§ **Given data**
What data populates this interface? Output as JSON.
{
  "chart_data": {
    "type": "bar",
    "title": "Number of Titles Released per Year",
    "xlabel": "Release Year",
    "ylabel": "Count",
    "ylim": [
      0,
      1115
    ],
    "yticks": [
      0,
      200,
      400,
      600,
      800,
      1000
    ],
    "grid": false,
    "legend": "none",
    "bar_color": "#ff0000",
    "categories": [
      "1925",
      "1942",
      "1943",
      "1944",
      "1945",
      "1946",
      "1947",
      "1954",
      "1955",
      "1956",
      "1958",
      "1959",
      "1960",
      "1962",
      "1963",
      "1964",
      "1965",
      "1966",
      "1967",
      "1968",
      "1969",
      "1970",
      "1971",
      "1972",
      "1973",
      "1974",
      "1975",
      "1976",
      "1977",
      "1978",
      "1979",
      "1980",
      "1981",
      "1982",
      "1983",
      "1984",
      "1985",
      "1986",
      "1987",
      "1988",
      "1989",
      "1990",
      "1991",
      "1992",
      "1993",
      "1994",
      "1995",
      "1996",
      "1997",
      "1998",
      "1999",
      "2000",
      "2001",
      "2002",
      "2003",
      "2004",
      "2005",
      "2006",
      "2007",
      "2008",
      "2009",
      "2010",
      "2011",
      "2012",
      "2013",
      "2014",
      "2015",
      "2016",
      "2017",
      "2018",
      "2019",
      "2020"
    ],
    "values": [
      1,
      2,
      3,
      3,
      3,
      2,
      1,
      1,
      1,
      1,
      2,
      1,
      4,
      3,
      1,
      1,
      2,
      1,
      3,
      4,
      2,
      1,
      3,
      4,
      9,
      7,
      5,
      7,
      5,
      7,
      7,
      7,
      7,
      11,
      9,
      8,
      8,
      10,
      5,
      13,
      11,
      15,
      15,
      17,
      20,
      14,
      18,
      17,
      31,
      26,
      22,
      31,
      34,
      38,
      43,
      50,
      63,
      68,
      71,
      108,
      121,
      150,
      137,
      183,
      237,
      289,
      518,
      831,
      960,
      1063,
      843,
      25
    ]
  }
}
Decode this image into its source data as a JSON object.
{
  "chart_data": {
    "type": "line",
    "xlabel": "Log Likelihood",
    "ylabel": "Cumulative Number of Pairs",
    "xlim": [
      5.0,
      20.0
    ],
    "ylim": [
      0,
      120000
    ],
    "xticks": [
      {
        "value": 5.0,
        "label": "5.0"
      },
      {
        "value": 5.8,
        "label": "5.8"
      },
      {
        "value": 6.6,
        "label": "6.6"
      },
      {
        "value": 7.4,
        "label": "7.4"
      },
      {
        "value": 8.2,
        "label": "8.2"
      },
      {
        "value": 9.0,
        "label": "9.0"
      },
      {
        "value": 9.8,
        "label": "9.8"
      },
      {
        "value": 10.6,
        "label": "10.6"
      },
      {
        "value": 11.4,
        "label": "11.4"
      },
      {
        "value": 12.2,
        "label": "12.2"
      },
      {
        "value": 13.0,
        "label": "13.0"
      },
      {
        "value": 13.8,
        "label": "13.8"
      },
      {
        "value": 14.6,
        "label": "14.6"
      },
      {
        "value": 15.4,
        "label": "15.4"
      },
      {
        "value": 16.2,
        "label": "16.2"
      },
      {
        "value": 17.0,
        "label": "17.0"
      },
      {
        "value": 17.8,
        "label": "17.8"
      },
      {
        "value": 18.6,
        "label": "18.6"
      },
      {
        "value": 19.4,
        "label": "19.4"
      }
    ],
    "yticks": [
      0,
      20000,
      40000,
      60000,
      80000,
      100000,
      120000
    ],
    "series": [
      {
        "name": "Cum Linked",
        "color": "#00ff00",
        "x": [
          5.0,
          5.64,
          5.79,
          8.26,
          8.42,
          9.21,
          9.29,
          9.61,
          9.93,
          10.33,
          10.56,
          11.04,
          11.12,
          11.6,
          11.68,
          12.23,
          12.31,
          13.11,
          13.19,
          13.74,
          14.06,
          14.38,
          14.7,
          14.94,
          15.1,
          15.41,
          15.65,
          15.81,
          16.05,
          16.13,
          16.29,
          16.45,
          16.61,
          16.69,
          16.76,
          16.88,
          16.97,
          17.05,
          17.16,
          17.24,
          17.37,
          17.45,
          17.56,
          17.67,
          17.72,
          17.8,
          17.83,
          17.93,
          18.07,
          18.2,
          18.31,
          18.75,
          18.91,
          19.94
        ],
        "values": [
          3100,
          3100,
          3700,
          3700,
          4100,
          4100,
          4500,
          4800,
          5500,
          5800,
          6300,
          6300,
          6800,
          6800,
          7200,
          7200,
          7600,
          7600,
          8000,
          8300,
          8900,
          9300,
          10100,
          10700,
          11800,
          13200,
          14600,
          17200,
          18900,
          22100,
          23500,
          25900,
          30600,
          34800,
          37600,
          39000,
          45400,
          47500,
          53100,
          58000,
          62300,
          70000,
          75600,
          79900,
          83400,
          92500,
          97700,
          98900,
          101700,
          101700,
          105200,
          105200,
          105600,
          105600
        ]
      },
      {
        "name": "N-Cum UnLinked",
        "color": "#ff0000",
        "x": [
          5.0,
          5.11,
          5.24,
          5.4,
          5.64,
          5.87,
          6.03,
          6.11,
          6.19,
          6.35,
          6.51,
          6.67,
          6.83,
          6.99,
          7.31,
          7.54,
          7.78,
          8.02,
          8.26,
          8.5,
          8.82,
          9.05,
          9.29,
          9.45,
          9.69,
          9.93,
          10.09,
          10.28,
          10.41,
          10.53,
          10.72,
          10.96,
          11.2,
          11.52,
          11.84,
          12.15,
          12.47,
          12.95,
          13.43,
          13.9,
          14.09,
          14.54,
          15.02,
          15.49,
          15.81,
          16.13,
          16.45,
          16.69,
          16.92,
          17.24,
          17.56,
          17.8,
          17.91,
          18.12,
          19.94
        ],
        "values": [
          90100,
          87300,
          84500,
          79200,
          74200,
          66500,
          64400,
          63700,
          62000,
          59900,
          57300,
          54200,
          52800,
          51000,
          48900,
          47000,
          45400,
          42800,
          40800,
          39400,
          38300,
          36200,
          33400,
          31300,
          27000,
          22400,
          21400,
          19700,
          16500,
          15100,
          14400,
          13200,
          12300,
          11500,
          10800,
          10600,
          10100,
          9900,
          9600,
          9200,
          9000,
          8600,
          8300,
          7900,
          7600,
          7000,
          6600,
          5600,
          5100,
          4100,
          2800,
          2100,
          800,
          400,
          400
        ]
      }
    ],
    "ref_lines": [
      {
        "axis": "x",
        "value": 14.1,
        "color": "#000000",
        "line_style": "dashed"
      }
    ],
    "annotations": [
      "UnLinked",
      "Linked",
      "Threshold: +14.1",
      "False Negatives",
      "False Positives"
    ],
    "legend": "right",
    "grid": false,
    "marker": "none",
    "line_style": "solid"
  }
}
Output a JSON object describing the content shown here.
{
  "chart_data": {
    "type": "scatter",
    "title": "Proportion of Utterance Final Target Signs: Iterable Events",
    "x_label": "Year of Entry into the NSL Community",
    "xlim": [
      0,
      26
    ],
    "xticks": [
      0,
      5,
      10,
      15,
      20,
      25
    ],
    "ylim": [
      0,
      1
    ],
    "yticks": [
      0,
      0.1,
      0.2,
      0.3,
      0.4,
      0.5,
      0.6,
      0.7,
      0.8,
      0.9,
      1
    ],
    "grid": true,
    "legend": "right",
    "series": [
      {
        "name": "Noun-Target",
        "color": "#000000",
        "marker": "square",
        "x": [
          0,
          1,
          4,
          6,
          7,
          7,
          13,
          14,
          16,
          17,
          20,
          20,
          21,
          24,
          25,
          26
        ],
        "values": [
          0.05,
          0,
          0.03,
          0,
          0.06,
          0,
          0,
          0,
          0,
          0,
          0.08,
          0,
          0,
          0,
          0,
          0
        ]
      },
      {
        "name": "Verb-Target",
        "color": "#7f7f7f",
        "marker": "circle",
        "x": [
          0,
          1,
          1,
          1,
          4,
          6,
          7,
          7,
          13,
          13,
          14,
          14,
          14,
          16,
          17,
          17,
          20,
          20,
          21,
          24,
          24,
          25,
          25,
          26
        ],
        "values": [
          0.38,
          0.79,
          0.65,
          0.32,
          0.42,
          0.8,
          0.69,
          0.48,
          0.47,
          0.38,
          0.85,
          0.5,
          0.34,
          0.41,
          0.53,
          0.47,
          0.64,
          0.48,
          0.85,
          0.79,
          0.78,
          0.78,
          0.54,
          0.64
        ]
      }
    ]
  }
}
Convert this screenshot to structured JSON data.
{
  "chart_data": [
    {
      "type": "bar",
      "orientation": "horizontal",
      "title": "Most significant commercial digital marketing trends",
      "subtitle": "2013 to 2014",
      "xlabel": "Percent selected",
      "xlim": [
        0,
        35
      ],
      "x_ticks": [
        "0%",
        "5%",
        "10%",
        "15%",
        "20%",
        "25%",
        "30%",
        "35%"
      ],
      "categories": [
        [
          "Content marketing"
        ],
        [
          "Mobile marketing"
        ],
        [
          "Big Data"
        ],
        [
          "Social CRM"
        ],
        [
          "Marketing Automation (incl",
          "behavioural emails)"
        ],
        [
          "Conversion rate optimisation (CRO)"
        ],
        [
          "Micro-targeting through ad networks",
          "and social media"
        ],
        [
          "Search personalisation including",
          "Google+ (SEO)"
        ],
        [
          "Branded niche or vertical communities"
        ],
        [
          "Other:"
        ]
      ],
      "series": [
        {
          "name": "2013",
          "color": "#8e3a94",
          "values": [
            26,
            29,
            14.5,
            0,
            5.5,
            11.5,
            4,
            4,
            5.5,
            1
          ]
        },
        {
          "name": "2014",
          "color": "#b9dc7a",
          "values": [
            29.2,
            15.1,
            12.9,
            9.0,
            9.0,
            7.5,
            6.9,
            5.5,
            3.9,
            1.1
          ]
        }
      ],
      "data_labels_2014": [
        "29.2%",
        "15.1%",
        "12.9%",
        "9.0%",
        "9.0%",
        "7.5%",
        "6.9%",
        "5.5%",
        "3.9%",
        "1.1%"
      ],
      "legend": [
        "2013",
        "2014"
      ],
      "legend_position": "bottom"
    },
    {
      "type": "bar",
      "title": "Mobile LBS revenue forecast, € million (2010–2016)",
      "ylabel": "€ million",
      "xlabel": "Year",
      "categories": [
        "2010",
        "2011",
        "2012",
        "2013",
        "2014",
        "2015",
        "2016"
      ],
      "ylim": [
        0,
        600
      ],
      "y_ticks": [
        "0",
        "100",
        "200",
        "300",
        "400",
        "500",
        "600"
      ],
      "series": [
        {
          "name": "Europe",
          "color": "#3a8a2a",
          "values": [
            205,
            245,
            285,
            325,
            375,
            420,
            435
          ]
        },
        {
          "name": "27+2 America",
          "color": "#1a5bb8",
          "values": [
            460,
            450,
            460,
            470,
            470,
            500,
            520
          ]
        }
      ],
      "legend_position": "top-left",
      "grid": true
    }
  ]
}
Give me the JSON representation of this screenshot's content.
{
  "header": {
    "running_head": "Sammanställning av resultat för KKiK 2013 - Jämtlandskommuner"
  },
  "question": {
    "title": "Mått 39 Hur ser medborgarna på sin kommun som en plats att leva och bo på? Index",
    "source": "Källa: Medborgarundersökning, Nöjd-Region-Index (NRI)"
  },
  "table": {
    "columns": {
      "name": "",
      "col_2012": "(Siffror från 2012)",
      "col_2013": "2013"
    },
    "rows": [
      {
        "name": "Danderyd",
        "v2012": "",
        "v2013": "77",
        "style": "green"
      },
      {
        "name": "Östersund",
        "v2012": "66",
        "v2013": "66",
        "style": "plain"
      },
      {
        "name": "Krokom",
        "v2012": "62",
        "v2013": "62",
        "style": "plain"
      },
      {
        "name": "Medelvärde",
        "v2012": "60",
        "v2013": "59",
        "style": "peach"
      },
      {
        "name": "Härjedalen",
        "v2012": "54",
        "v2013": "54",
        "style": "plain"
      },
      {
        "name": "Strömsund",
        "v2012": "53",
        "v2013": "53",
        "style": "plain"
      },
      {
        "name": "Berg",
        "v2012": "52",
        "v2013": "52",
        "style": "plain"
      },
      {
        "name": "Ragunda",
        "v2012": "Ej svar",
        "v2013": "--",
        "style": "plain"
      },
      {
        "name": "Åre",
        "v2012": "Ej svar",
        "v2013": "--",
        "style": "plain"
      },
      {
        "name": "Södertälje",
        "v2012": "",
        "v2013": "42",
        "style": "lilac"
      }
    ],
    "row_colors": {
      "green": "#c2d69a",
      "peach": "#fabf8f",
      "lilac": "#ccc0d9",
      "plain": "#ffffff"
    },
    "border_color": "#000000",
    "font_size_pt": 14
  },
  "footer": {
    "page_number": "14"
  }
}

§ **Task description**
Identify each line in the entries with the word "grid" and copy it.

§ **Written answer**
    "grid": false,
    "grid": false,
    "grid": true,
      "grid": true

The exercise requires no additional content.